● Excerpted data
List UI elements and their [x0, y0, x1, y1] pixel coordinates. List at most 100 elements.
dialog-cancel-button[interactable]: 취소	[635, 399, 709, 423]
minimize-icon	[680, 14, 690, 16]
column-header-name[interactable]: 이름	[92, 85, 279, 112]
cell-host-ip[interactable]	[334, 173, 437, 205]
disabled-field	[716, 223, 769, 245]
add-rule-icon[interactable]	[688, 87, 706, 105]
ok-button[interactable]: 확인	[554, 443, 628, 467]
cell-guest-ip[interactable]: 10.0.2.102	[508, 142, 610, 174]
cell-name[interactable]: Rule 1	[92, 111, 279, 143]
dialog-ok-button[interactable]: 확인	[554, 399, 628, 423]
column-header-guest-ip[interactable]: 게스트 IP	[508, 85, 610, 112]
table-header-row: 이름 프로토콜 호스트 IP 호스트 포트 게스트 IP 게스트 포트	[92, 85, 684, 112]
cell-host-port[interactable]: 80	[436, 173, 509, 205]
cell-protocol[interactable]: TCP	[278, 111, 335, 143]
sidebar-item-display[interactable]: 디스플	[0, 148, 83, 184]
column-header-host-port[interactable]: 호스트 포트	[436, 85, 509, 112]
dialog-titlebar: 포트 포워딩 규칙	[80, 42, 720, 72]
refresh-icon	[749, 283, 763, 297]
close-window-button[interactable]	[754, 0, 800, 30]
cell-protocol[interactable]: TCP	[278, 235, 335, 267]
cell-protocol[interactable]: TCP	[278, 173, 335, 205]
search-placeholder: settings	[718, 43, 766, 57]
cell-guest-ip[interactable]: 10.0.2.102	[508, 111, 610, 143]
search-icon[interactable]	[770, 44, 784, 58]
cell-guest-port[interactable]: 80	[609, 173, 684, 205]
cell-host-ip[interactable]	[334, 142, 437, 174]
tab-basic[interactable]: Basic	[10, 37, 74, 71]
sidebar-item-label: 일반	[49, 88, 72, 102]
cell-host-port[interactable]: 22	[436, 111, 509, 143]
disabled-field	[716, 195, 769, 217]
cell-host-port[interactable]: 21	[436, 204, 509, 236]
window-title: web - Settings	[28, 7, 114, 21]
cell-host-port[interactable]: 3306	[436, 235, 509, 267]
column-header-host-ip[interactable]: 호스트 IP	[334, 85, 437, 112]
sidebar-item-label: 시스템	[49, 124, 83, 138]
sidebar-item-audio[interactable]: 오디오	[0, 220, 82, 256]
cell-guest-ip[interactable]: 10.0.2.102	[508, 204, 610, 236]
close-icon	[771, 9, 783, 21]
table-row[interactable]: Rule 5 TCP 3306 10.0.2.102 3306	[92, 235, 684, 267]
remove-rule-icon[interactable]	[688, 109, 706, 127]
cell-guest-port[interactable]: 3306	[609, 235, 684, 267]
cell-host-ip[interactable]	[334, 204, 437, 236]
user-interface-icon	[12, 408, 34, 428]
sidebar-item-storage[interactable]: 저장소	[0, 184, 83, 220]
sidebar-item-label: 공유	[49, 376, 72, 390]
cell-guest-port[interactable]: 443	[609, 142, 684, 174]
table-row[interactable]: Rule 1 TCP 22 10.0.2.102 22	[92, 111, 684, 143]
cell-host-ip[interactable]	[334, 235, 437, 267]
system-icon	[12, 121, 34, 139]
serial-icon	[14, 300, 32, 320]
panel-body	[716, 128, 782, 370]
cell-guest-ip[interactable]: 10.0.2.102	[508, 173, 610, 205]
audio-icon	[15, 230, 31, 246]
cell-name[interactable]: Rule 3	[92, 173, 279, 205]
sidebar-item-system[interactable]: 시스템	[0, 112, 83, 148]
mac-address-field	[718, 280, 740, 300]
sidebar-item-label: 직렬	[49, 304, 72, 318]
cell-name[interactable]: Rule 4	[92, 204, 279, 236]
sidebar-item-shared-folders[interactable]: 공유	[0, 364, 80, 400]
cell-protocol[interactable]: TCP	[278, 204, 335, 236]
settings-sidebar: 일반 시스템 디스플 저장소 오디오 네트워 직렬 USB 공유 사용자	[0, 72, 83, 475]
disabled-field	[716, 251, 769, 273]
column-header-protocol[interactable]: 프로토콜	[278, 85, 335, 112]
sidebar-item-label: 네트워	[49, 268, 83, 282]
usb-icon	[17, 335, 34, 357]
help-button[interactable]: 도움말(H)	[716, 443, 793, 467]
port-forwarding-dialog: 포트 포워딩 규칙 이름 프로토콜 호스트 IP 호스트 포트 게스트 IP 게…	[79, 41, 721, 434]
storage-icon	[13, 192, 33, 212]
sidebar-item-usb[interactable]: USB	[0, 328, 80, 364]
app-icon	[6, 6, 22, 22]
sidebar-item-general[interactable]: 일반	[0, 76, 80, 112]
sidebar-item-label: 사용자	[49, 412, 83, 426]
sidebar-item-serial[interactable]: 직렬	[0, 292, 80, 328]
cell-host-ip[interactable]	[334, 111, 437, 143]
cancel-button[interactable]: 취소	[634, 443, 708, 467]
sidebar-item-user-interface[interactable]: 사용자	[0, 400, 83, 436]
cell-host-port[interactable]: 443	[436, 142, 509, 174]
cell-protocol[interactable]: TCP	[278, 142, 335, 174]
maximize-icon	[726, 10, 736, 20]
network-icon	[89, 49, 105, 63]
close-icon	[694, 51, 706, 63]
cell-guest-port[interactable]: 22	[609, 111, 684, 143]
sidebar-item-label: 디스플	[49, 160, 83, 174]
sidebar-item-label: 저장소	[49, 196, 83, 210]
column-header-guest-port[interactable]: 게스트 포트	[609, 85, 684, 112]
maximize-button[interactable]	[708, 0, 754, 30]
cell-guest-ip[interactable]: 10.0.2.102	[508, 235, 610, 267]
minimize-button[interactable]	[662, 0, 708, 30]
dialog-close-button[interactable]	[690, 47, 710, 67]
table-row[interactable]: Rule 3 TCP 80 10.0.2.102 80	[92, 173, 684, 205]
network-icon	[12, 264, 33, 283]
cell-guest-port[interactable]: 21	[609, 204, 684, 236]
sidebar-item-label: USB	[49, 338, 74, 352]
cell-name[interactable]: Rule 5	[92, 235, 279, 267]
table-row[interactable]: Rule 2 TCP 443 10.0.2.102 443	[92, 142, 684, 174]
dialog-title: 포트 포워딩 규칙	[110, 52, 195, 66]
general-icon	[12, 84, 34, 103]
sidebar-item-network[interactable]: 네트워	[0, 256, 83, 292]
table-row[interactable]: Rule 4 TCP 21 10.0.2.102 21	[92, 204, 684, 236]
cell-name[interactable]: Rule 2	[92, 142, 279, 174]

● Instructions for the task
Filter the items above, keeping every line that contains the string "close". Matching is case-sensitive.

● Written reply
close-window-button[interactable]	[754, 0, 800, 30]
close-icon	[771, 9, 783, 21]
close-icon	[694, 51, 706, 63]
dialog-close-button[interactable]	[690, 47, 710, 67]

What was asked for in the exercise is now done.